== What is asked ==
Copy every row below that contains the string "divider". Matching is case-sensitive.

== Dataset excerpts ==
★ ★ ★ ★
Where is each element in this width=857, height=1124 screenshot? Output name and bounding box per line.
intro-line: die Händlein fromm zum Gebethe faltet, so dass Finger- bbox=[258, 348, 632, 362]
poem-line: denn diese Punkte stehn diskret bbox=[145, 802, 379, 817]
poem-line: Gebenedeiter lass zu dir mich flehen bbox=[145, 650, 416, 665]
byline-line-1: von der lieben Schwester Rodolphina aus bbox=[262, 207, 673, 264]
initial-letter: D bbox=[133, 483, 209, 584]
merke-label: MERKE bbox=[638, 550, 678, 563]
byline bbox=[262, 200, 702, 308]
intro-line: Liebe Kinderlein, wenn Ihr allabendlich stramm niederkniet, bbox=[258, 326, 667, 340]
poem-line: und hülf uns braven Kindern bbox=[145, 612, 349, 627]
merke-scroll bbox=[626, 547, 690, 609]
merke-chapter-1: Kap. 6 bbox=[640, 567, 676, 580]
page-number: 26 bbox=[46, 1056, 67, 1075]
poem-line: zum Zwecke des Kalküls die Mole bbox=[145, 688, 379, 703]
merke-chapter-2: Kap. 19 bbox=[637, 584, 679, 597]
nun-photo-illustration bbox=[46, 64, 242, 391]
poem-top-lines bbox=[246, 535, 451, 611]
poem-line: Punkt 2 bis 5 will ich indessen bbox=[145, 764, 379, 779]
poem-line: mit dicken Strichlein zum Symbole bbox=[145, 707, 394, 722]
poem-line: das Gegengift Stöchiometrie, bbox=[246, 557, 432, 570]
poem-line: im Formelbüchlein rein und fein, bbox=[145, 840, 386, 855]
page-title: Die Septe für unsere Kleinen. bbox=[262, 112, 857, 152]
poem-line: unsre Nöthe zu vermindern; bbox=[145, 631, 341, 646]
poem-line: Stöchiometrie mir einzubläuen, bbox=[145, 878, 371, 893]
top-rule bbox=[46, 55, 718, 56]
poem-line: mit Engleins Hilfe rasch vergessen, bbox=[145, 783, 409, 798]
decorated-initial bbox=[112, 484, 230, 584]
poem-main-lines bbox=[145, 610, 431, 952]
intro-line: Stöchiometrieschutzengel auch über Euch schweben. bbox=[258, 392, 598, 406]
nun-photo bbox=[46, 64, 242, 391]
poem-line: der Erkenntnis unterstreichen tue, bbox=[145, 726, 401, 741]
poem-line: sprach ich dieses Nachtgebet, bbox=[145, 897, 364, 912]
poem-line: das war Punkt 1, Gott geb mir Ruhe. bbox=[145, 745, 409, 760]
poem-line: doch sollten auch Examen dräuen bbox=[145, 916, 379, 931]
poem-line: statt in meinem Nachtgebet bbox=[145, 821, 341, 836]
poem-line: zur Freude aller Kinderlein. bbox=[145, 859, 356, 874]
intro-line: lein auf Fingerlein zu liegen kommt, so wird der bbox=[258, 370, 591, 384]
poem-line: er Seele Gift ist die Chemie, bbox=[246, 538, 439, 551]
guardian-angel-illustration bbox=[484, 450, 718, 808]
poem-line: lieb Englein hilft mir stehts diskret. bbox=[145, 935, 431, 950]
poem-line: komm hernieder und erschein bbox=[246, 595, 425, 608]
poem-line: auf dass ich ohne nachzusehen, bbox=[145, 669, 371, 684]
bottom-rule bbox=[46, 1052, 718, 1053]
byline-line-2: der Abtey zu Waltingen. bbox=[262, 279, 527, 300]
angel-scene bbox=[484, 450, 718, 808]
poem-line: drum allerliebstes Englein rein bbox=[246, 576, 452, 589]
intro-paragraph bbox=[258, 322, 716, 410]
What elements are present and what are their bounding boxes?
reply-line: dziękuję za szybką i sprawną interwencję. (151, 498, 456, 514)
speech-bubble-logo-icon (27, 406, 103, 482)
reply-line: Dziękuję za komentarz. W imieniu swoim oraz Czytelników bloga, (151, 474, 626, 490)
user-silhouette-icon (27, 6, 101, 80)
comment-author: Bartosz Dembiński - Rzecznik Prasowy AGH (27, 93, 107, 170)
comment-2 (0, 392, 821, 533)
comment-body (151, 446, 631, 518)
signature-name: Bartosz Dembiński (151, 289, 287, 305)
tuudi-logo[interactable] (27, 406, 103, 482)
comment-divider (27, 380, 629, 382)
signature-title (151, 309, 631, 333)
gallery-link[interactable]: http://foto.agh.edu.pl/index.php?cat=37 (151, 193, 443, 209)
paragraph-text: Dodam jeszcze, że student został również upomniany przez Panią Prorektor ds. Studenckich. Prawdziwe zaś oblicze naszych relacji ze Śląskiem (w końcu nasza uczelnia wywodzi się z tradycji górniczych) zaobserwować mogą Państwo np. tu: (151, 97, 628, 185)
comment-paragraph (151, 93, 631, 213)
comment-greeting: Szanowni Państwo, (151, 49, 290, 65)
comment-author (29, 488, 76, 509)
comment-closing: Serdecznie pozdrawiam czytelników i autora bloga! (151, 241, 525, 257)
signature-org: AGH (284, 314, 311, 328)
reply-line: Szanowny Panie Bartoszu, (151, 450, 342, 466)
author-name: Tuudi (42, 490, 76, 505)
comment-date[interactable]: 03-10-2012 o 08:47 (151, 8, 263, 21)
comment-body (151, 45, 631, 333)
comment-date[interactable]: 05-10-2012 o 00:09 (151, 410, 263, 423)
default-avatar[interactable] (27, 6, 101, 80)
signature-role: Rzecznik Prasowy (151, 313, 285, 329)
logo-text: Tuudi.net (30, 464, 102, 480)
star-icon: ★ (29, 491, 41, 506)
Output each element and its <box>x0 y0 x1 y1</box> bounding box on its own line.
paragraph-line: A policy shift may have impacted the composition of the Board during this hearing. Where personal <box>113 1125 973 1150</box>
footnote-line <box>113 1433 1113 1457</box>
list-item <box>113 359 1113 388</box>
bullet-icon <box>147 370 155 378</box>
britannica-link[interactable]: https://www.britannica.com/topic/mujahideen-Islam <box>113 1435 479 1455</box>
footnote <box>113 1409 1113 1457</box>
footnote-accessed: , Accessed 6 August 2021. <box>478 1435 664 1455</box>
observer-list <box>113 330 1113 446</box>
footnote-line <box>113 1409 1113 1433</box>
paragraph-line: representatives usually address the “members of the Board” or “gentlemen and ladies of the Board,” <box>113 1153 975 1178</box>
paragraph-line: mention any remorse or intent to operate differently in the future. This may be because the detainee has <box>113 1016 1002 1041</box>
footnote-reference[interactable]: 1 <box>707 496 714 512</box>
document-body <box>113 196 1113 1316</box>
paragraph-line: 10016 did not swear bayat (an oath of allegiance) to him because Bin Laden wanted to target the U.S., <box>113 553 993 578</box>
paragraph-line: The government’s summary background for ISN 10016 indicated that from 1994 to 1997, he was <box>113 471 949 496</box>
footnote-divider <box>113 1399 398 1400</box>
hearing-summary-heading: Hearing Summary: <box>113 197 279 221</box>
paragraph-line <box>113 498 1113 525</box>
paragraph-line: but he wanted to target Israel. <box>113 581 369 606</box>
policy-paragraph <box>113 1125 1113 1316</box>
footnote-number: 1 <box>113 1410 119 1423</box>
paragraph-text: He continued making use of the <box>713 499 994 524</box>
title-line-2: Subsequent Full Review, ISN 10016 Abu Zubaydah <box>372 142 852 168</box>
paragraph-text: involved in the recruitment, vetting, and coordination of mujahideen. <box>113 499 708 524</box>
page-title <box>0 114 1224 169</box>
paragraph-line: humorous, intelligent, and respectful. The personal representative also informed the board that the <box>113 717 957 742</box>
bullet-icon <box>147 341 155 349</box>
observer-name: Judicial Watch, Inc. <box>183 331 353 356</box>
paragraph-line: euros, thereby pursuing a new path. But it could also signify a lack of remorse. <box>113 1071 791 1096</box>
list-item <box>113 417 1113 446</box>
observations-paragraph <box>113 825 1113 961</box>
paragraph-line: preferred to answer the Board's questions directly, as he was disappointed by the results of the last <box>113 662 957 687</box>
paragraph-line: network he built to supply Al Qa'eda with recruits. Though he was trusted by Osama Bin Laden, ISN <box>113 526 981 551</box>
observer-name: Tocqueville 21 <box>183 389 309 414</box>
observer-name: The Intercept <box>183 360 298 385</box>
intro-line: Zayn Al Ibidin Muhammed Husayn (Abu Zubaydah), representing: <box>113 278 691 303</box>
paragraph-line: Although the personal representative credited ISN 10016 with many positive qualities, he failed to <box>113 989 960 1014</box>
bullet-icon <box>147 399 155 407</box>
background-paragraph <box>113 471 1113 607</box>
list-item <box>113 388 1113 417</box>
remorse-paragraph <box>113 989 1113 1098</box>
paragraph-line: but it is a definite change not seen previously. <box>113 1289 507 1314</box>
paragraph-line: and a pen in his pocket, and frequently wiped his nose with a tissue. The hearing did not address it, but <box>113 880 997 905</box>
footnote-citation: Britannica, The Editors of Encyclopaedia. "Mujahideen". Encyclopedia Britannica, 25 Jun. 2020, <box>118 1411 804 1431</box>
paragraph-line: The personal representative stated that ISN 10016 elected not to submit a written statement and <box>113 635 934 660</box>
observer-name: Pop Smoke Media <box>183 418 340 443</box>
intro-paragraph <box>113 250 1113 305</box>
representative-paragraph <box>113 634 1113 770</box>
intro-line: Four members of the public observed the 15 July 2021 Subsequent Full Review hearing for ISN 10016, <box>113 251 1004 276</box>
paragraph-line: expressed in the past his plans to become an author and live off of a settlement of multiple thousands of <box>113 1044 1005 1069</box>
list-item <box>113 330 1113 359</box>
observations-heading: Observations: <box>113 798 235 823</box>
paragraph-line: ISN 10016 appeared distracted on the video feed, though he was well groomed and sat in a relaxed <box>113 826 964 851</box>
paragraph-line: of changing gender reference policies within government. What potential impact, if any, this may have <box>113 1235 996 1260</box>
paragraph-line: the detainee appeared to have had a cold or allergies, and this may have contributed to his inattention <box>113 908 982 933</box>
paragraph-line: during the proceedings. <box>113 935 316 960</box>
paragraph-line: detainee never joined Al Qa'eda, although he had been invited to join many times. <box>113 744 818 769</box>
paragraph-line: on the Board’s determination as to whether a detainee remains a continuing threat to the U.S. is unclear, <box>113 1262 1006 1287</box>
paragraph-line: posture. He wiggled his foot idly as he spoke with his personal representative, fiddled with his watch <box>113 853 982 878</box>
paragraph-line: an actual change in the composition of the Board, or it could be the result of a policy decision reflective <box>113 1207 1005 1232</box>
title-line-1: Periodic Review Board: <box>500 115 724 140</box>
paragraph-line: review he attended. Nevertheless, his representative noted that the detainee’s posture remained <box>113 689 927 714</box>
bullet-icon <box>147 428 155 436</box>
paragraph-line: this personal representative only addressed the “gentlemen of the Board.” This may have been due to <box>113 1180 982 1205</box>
★ ★ ★ ★
== Answer to this task ==
comment-divider (27, 380, 629, 382)
footnote-divider <box>113 1399 398 1400</box>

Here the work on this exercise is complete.